- Description of the task
Copy, word for word, the stretch of entries from the very first line through the line containing "balance-bar (946, 242, 1007, 284)", including that line.

- Items
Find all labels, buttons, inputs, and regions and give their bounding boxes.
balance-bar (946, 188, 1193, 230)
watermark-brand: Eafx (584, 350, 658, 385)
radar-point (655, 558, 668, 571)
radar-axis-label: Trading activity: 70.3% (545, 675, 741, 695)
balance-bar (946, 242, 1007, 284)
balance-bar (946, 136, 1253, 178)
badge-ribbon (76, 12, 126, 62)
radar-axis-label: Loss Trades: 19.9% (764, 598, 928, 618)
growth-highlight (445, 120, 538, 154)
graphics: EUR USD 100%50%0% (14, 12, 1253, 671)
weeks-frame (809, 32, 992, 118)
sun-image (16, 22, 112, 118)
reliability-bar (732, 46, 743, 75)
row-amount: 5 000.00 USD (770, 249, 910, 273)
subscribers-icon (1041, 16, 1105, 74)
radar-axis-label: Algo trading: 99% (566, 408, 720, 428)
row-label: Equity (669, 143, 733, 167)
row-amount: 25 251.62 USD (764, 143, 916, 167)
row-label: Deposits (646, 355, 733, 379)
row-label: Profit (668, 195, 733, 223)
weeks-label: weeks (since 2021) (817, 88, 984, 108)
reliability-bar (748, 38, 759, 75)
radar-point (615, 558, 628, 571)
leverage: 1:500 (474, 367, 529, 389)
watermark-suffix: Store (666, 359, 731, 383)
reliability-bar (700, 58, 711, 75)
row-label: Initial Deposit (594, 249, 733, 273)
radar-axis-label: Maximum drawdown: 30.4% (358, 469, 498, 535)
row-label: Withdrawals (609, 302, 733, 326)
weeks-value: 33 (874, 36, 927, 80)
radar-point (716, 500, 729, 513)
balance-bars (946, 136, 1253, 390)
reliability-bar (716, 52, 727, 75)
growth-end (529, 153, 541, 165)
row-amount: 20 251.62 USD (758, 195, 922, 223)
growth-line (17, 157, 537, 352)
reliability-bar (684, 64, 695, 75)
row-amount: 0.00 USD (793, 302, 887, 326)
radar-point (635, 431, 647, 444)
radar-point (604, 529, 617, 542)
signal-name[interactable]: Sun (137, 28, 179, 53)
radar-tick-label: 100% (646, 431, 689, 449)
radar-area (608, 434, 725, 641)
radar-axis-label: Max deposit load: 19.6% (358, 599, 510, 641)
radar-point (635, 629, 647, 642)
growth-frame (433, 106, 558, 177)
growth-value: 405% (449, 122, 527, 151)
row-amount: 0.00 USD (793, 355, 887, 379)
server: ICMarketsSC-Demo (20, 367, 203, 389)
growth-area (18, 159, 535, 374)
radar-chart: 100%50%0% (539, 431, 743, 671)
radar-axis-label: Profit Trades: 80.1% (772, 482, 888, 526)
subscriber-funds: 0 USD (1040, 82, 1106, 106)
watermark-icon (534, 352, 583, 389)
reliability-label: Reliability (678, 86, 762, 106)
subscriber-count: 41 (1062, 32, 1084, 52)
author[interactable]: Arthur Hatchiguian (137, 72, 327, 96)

- Full answer
Find all labels, buttons, inputs, and regions and give their bounding boxes.
balance-bar (946, 188, 1193, 230)
watermark-brand: Eafx (584, 350, 658, 385)
radar-point (655, 558, 668, 571)
radar-axis-label: Trading activity: 70.3% (545, 675, 741, 695)
balance-bar (946, 242, 1007, 284)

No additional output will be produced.